# START OF Extracted data

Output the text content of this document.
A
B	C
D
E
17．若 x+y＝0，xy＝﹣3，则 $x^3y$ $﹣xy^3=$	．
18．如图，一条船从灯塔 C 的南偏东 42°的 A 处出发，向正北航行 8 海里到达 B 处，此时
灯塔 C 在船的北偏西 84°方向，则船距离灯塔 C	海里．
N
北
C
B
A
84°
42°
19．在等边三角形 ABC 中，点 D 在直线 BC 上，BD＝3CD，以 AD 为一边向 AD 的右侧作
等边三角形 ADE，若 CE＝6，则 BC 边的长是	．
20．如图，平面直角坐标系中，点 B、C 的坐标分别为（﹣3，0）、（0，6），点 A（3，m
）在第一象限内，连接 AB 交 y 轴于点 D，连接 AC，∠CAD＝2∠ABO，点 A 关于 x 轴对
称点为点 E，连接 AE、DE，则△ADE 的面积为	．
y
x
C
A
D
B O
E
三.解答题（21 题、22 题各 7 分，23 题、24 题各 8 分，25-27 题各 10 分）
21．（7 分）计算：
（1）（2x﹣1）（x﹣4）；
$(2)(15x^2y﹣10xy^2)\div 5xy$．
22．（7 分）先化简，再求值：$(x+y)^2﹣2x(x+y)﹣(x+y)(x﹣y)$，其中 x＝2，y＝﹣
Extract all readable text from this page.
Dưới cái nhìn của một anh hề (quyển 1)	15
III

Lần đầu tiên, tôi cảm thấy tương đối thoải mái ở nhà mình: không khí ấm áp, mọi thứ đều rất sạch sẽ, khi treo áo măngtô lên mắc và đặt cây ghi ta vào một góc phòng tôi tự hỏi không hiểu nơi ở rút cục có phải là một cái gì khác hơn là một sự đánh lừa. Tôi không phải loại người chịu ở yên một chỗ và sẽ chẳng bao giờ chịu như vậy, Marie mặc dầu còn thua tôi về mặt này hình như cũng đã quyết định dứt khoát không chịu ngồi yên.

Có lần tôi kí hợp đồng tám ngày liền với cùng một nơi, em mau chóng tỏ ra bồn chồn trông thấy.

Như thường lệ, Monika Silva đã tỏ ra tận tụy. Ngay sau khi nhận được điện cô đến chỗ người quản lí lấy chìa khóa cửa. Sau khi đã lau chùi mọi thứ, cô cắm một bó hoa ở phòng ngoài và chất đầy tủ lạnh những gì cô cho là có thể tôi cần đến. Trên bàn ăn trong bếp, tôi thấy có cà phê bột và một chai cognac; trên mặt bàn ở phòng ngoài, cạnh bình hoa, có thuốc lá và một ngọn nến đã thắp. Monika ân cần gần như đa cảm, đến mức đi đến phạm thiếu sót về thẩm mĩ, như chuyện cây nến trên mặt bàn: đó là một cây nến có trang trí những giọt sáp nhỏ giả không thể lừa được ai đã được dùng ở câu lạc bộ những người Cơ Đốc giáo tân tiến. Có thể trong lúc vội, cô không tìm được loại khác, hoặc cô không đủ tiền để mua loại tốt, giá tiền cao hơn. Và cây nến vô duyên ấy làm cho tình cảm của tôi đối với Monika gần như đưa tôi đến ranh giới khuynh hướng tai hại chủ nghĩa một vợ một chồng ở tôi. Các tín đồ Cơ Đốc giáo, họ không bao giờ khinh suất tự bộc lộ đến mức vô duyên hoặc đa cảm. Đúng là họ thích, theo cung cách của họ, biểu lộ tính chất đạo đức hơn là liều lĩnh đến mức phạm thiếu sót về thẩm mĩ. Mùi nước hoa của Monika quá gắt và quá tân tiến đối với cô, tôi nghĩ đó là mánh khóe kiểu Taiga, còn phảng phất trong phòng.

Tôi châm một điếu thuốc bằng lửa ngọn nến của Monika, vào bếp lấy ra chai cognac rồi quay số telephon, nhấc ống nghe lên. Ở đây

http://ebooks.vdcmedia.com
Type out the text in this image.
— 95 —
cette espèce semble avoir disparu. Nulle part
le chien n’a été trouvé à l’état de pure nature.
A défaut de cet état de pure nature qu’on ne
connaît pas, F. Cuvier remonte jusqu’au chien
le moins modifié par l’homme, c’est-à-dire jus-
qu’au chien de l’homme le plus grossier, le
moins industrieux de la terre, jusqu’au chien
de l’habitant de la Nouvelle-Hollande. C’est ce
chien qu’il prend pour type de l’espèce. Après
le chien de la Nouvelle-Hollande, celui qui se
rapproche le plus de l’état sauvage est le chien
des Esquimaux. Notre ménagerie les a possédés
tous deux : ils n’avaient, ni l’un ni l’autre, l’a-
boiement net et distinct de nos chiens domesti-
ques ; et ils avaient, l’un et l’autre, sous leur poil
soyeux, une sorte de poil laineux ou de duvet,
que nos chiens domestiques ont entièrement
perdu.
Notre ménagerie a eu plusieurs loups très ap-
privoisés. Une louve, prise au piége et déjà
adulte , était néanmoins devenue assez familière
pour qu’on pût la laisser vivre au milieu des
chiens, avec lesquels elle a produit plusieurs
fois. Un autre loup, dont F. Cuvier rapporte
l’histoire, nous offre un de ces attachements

# END OF Extracted data

• _Task description_
From the preceding material, extract every line exactly.

• _Solution to this problem_
Output the text content of this document.
A
B	C
D
E
17．若 x+y＝0，xy＝﹣3，则 $x^3y$ $﹣xy^3=$	．
18．如图，一条船从灯塔 C 的南偏东 42°的 A 处出发，向正北航行 8 海里到达 B 处，此时
灯塔 C 在船的北偏西 84°方向，则船距离灯塔 C	海里．
N
北
C
B
A
84°
42°
19．在等边三角形 ABC 中，点 D 在直线 BC 上，BD＝3CD，以 AD 为一边向 AD 的右侧作
等边三角形 ADE，若 CE＝6，则 BC 边的长是	．
20．如图，平面直角坐标系中，点 B、C 的坐标分别为（﹣3，0）、（0，6），点 A（3，m
）在第一象限内，连接 AB 交 y 轴于点 D，连接 AC，∠CAD＝2∠ABO，点 A 关于 x 轴对
称点为点 E，连接 AE、DE，则△ADE 的面积为	．
y
x
C
A
D
B O
E
三.解答题（21 题、22 题各 7 分，23 题、24 题各 8 分，25-27 题各 10 分）
21．（7 分）计算：
（1）（2x﹣1）（x﹣4）；
$(2)(15x^2y﹣10xy^2)\div 5xy$．
22．（7 分）先化简，再求值：$(x+y)^2﹣2x(x+y)﹣(x+y)(x﹣y)$，其中 x＝2，y＝﹣
Extract all readable text from this page.
Dưới cái nhìn của một anh hề (quyển 1)	15
III

Lần đầu tiên, tôi cảm thấy tương đối thoải mái ở nhà mình: không khí ấm áp, mọi thứ đều rất sạch sẽ, khi treo áo măngtô lên mắc và đặt cây ghi ta vào một góc phòng tôi tự hỏi không hiểu nơi ở rút cục có phải là một cái gì khác hơn là một sự đánh lừa. Tôi không phải loại người chịu ở yên một chỗ và sẽ chẳng bao giờ chịu như vậy, Marie mặc dầu còn thua tôi về mặt này hình như cũng đã quyết định dứt khoát không chịu ngồi yên.

Có lần tôi kí hợp đồng tám ngày liền với cùng một nơi, em mau chóng tỏ ra bồn chồn trông thấy.

Như thường lệ, Monika Silva đã tỏ ra tận tụy. Ngay sau khi nhận được điện cô đến chỗ người quản lí lấy chìa khóa cửa. Sau khi đã lau chùi mọi thứ, cô cắm một bó hoa ở phòng ngoài và chất đầy tủ lạnh những gì cô cho là có thể tôi cần đến. Trên bàn ăn trong bếp, tôi thấy có cà phê bột và một chai cognac; trên mặt bàn ở phòng ngoài, cạnh bình hoa, có thuốc lá và một ngọn nến đã thắp. Monika ân cần gần như đa cảm, đến mức đi đến phạm thiếu sót về thẩm mĩ, như chuyện cây nến trên mặt bàn: đó là một cây nến có trang trí những giọt sáp nhỏ giả không thể lừa được ai đã được dùng ở câu lạc bộ những người Cơ Đốc giáo tân tiến. Có thể trong lúc vội, cô không tìm được loại khác, hoặc cô không đủ tiền để mua loại tốt, giá tiền cao hơn. Và cây nến vô duyên ấy làm cho tình cảm của tôi đối với Monika gần như đưa tôi đến ranh giới khuynh hướng tai hại chủ nghĩa một vợ một chồng ở tôi. Các tín đồ Cơ Đốc giáo, họ không bao giờ khinh suất tự bộc lộ đến mức vô duyên hoặc đa cảm. Đúng là họ thích, theo cung cách của họ, biểu lộ tính chất đạo đức hơn là liều lĩnh đến mức phạm thiếu sót về thẩm mĩ. Mùi nước hoa của Monika quá gắt và quá tân tiến đối với cô, tôi nghĩ đó là mánh khóe kiểu Taiga, còn phảng phất trong phòng.

Tôi châm một điếu thuốc bằng lửa ngọn nến của Monika, vào bếp lấy ra chai cognac rồi quay số telephon, nhấc ống nghe lên. Ở đây

http://ebooks.vdcmedia.com
Type out the text in this image.
— 95 —
cette espèce semble avoir disparu. Nulle part
le chien n’a été trouvé à l’état de pure nature.
A défaut de cet état de pure nature qu’on ne
connaît pas, F. Cuvier remonte jusqu’au chien
le moins modifié par l’homme, c’est-à-dire jus-
qu’au chien de l’homme le plus grossier, le
moins industrieux de la terre, jusqu’au chien
de l’habitant de la Nouvelle-Hollande. C’est ce
chien qu’il prend pour type de l’espèce. Après
le chien de la Nouvelle-Hollande, celui qui se
rapproche le plus de l’état sauvage est le chien
des Esquimaux. Notre ménagerie les a possédés
tous deux : ils n’avaient, ni l’un ni l’autre, l’a-
boiement net et distinct de nos chiens domesti-
ques ; et ils avaient, l’un et l’autre, sous leur poil
soyeux, une sorte de poil laineux ou de duvet,
que nos chiens domestiques ont entièrement
perdu.
Notre ménagerie a eu plusieurs loups très ap-
privoisés. Une louve, prise au piége et déjà
adulte , était néanmoins devenue assez familière
pour qu’on pût la laisser vivre au milieu des
chiens, avec lesquels elle a produit plusieurs
fois. Un autre loup, dont F. Cuvier rapporte
l’histoire, nous offre un de ces attachements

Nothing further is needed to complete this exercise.